ITEMS -
********

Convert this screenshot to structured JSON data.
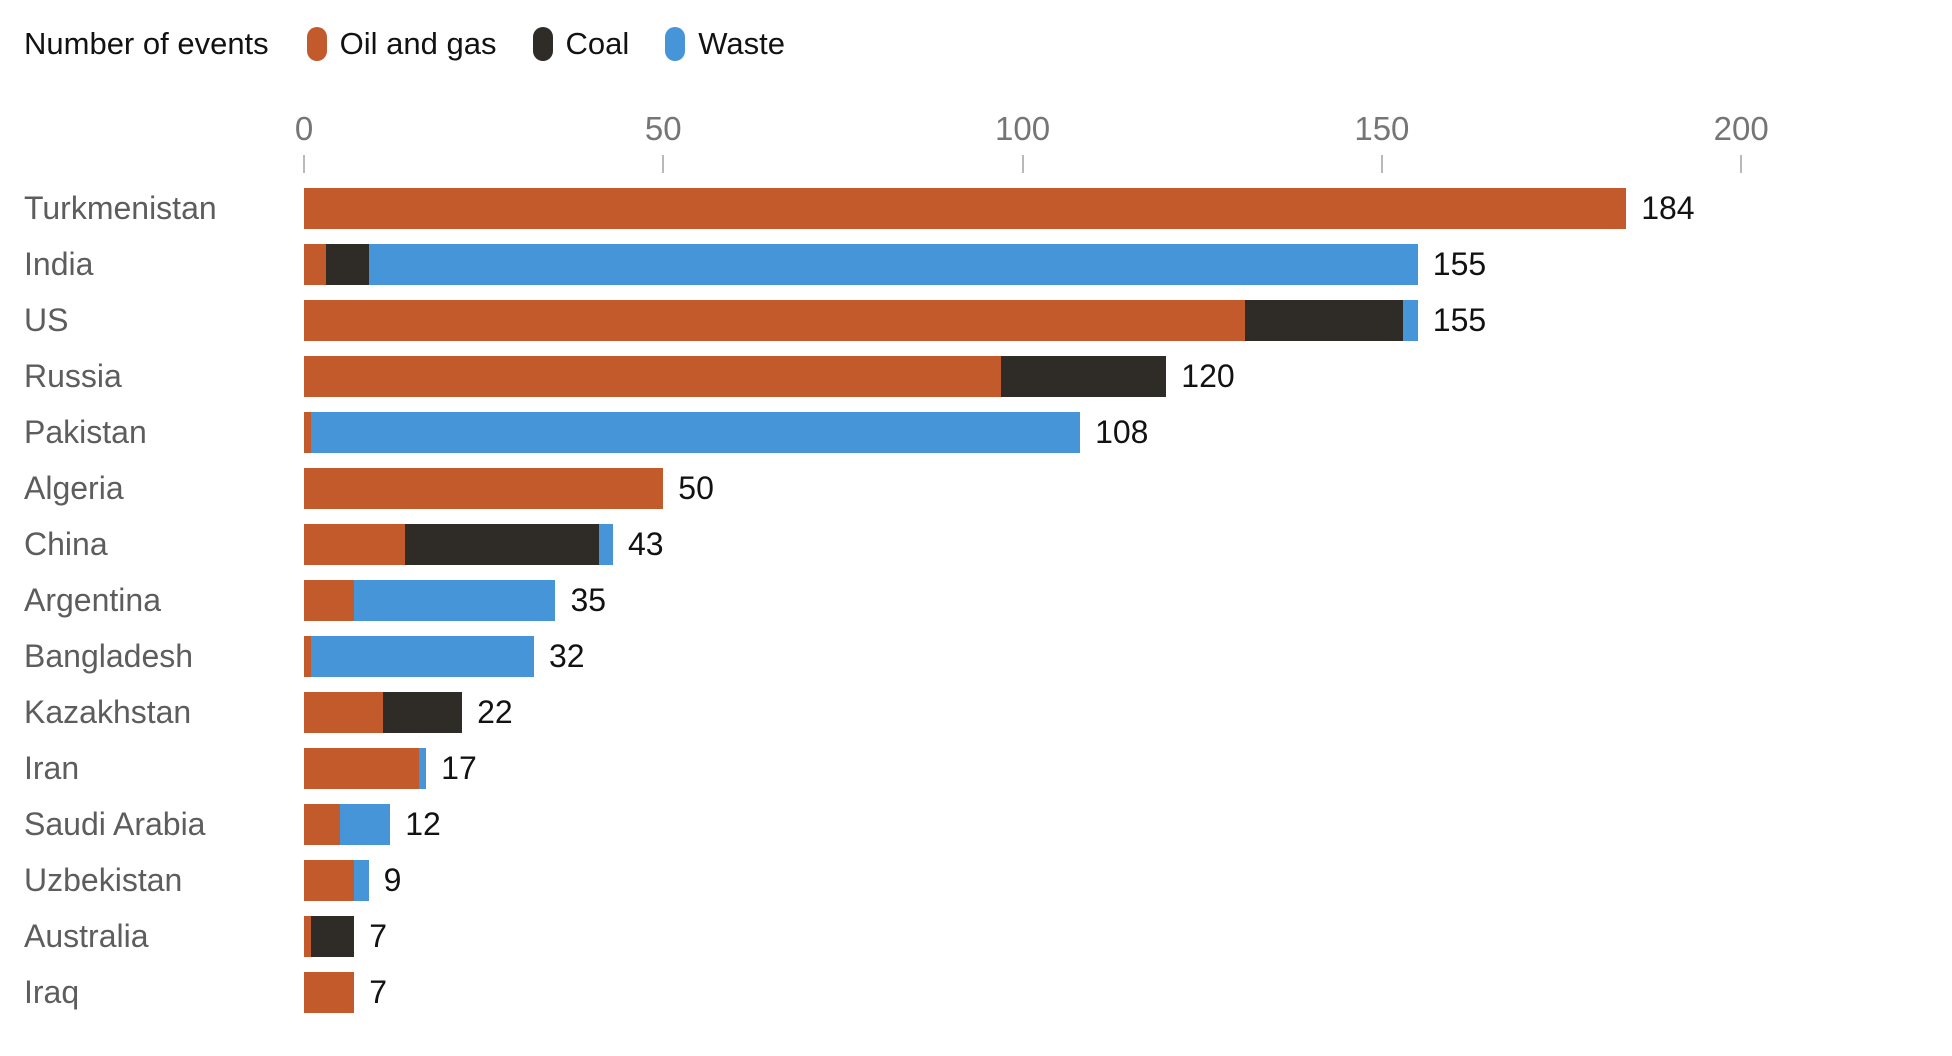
{
  "chart_data": {
    "type": "bar",
    "orientation": "horizontal",
    "stacked": true,
    "title": "Number of events",
    "legend_position": "top",
    "grid": false,
    "xlim": [
      0,
      200
    ],
    "x_tick_values": [
      0,
      50,
      100,
      150,
      200
    ],
    "x_tick_labels": [
      "0",
      "50",
      "100",
      "150",
      "200"
    ],
    "categories": [
      "Turkmenistan",
      "India",
      "US",
      "Russia",
      "Pakistan",
      "Algeria",
      "China",
      "Argentina",
      "Bangladesh",
      "Kazakhstan",
      "Iran",
      "Saudi Arabia",
      "Uzbekistan",
      "Australia",
      "Iraq"
    ],
    "series": [
      {
        "name": "Oil and gas",
        "color": "#c35a2c",
        "values": [
          184,
          3,
          131,
          97,
          1,
          50,
          14,
          7,
          1,
          11,
          16,
          5,
          7,
          1,
          7
        ]
      },
      {
        "name": "Coal",
        "color": "#2f2b27",
        "values": [
          0,
          6,
          22,
          23,
          0,
          0,
          27,
          0,
          0,
          11,
          0,
          0,
          0,
          6,
          0
        ]
      },
      {
        "name": "Waste",
        "color": "#4695d8",
        "values": [
          0,
          146,
          2,
          0,
          107,
          0,
          2,
          28,
          31,
          0,
          1,
          7,
          2,
          0,
          0
        ]
      }
    ],
    "totals": [
      184,
      155,
      155,
      120,
      108,
      50,
      43,
      35,
      32,
      22,
      17,
      12,
      9,
      7,
      7
    ]
  },
  "colors": {
    "background": "#ffffff",
    "title_text": "#121212",
    "axis_tick_text": "#757575",
    "tick_mark": "#b9b9b9",
    "category_text": "#5d5d5d",
    "total_text": "#121212",
    "oil_and_gas": "#c35a2c",
    "coal": "#2f2b27",
    "waste": "#4695d8"
  }
}
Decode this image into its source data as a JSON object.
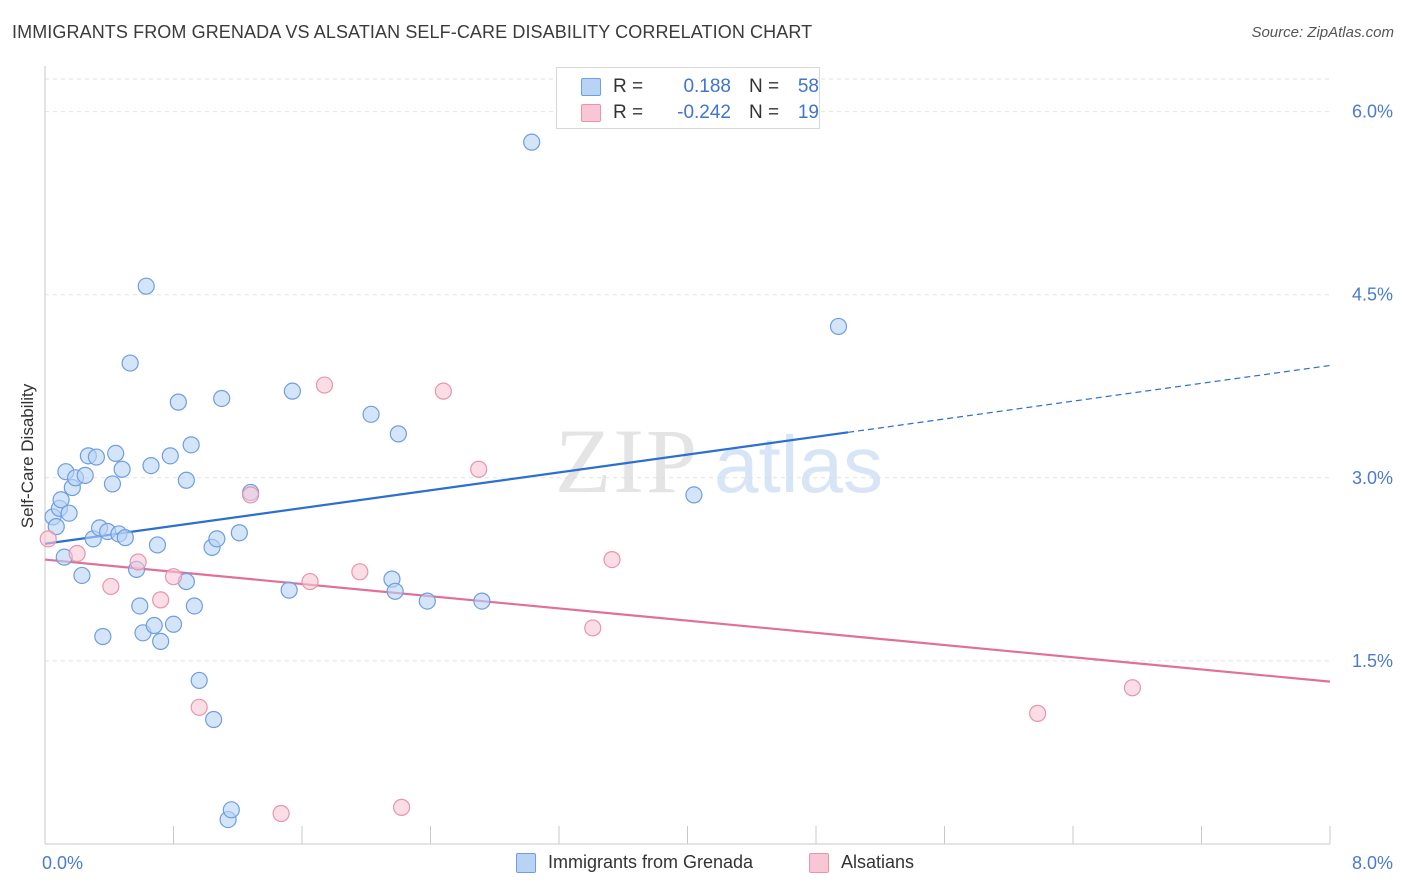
{
  "title": "IMMIGRANTS FROM GRENADA VS ALSATIAN SELF-CARE DISABILITY CORRELATION CHART",
  "source": "Source: ZipAtlas.com",
  "watermark": {
    "zip": "ZIP",
    "atlas": "atlas"
  },
  "legend_top": {
    "rows": [
      {
        "r_label": "R =",
        "r_value": "0.188",
        "n_label": "N =",
        "n_value": "58"
      },
      {
        "r_label": "R =",
        "r_value": "-0.242",
        "n_label": "N =",
        "n_value": "19"
      }
    ]
  },
  "colors": {
    "blue_fill": "#b9d3f5",
    "blue_stroke": "#6e9ee0",
    "blue_line": "#2b6fd0",
    "pink_fill": "#f8c6d5",
    "pink_stroke": "#e894ae",
    "pink_line": "#e0709a",
    "axis_text": "#4a7bd0",
    "grid": "#e2e2e2"
  },
  "chart_data": {
    "type": "scatter",
    "title": "IMMIGRANTS FROM GRENADA VS ALSATIAN SELF-CARE DISABILITY CORRELATION CHART",
    "xlabel": "",
    "ylabel": "Self-Care Disability",
    "xlim": [
      0,
      8
    ],
    "ylim": [
      0,
      6.3
    ],
    "x_tick_labels": [
      "0.0%",
      "8.0%"
    ],
    "y_ticks": [
      1.5,
      3.0,
      4.5,
      6.0
    ],
    "y_tick_labels": [
      "1.5%",
      "3.0%",
      "4.5%",
      "6.0%"
    ],
    "grid": true,
    "legend_position": "bottom",
    "series": [
      {
        "name": "Immigrants from Grenada",
        "color": "#6e9ee0",
        "points": [
          [
            0.05,
            2.68
          ],
          [
            0.07,
            2.6
          ],
          [
            0.09,
            2.75
          ],
          [
            0.1,
            2.82
          ],
          [
            0.12,
            2.35
          ],
          [
            0.13,
            3.05
          ],
          [
            0.15,
            2.71
          ],
          [
            0.17,
            2.92
          ],
          [
            0.19,
            3.0
          ],
          [
            0.23,
            2.2
          ],
          [
            0.25,
            3.02
          ],
          [
            0.27,
            3.18
          ],
          [
            0.3,
            2.5
          ],
          [
            0.32,
            3.17
          ],
          [
            0.34,
            2.59
          ],
          [
            0.36,
            1.7
          ],
          [
            0.39,
            2.56
          ],
          [
            0.42,
            2.95
          ],
          [
            0.44,
            3.2
          ],
          [
            0.46,
            2.54
          ],
          [
            0.48,
            3.07
          ],
          [
            0.5,
            2.51
          ],
          [
            0.53,
            3.94
          ],
          [
            0.57,
            2.25
          ],
          [
            0.59,
            1.95
          ],
          [
            0.61,
            1.73
          ],
          [
            0.63,
            4.57
          ],
          [
            0.66,
            3.1
          ],
          [
            0.68,
            1.79
          ],
          [
            0.7,
            2.45
          ],
          [
            0.72,
            1.66
          ],
          [
            0.78,
            3.18
          ],
          [
            0.8,
            1.8
          ],
          [
            0.83,
            3.62
          ],
          [
            0.88,
            2.98
          ],
          [
            0.91,
            3.27
          ],
          [
            0.93,
            1.95
          ],
          [
            0.96,
            1.34
          ],
          [
            1.04,
            2.43
          ],
          [
            1.07,
            2.5
          ],
          [
            1.1,
            3.65
          ],
          [
            1.14,
            0.2
          ],
          [
            1.16,
            0.28
          ],
          [
            1.21,
            2.55
          ],
          [
            1.28,
            2.88
          ],
          [
            1.52,
            2.08
          ],
          [
            1.54,
            3.71
          ],
          [
            2.03,
            3.52
          ],
          [
            2.16,
            2.17
          ],
          [
            2.18,
            2.07
          ],
          [
            2.2,
            3.36
          ],
          [
            2.38,
            1.99
          ],
          [
            2.72,
            1.99
          ],
          [
            3.03,
            5.75
          ],
          [
            4.04,
            2.86
          ],
          [
            4.94,
            4.24
          ],
          [
            0.88,
            2.15
          ],
          [
            1.05,
            1.02
          ]
        ]
      },
      {
        "name": "Alsatians",
        "color": "#e894ae",
        "points": [
          [
            0.02,
            2.5
          ],
          [
            0.2,
            2.38
          ],
          [
            0.41,
            2.11
          ],
          [
            0.58,
            2.31
          ],
          [
            0.72,
            2.0
          ],
          [
            0.8,
            2.19
          ],
          [
            0.96,
            1.12
          ],
          [
            1.28,
            2.86
          ],
          [
            1.47,
            0.25
          ],
          [
            1.65,
            2.15
          ],
          [
            1.74,
            3.76
          ],
          [
            1.96,
            2.23
          ],
          [
            2.22,
            0.3
          ],
          [
            2.48,
            3.71
          ],
          [
            2.7,
            3.07
          ],
          [
            3.41,
            1.77
          ],
          [
            3.53,
            2.33
          ],
          [
            6.18,
            1.07
          ],
          [
            6.77,
            1.28
          ]
        ]
      }
    ],
    "trendlines": [
      {
        "series": "Immigrants from Grenada",
        "x0": 0.0,
        "y0": 2.46,
        "x_solid_end": 5.0,
        "x1": 8.0,
        "y1": 3.92
      },
      {
        "series": "Alsatians",
        "x0": 0.0,
        "y0": 2.33,
        "x1": 8.0,
        "y1": 1.33
      }
    ]
  },
  "bottom_legend": [
    {
      "label": "Immigrants from Grenada"
    },
    {
      "label": "Alsatians"
    }
  ]
}
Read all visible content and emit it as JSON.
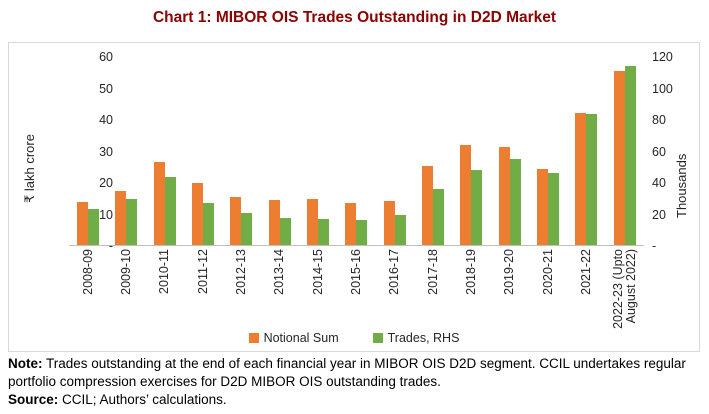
{
  "title": "Chart 1: MIBOR OIS Trades Outstanding in D2D Market",
  "colors": {
    "title_text": "#8B0000",
    "notional": "#ED7D31",
    "trades": "#70AD47",
    "axis_line": "#bfbfbf",
    "frame_border": "#d9d9d9"
  },
  "chart_data": {
    "type": "bar",
    "categories": [
      "2008-09",
      "2009-10",
      "2010-11",
      "2011-12",
      "2012-13",
      "2013-14",
      "2014-15",
      "2015-16",
      "2016-17",
      "2017-18",
      "2018-19",
      "2019-20",
      "2020-21",
      "2021-22",
      "2022-23 (Upto\nAugust 2022)"
    ],
    "series": [
      {
        "name": "Notional Sum",
        "axis": "left",
        "color": "#ED7D31",
        "values": [
          13.7,
          17.3,
          26.4,
          19.6,
          15.3,
          14.3,
          14.7,
          13.3,
          14.0,
          25.1,
          31.8,
          31.2,
          24.1,
          41.9,
          55.4
        ]
      },
      {
        "name": "Trades, RHS",
        "axis": "right",
        "color": "#70AD47",
        "values": [
          23,
          29,
          43,
          27,
          20.5,
          17.3,
          16.7,
          16,
          19,
          35.5,
          47.5,
          54.5,
          45.5,
          83,
          114
        ]
      }
    ],
    "left_axis": {
      "label": "₹ lakh crore",
      "min": 0,
      "max": 60,
      "tick_labels": [
        "60",
        "50",
        "40",
        "30",
        "20",
        "10",
        "-"
      ]
    },
    "right_axis": {
      "label": "Thousands",
      "min": 0,
      "max": 120,
      "tick_labels": [
        "120",
        "100",
        "80",
        "60",
        "40",
        "20",
        "-"
      ]
    },
    "legend_position": "bottom",
    "grid": false
  },
  "legend": {
    "items": [
      {
        "label": "Notional Sum"
      },
      {
        "label": "Trades, RHS"
      }
    ]
  },
  "note": {
    "label": "Note:",
    "text": " Trades outstanding at the end of each financial year in MIBOR OIS D2D segment. CCIL undertakes regular portfolio compression exercises for D2D MIBOR OIS outstanding trades."
  },
  "source": {
    "label": "Source:",
    "text": " CCIL; Authors’ calculations."
  }
}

********

WORK TO COMPLETE -
List every line in the records above that contains the word "MIBOR".

COMPLETED EXERCISE -
  "title": "Chart 1: MIBOR OIS Trades Outstanding in D2D Market",
    "text": " Trades outstanding at the end of each financial year in MIBOR OIS D2D segment. CCIL undertakes regular portfolio compression exercises for D2D MIBOR OIS outstanding trades."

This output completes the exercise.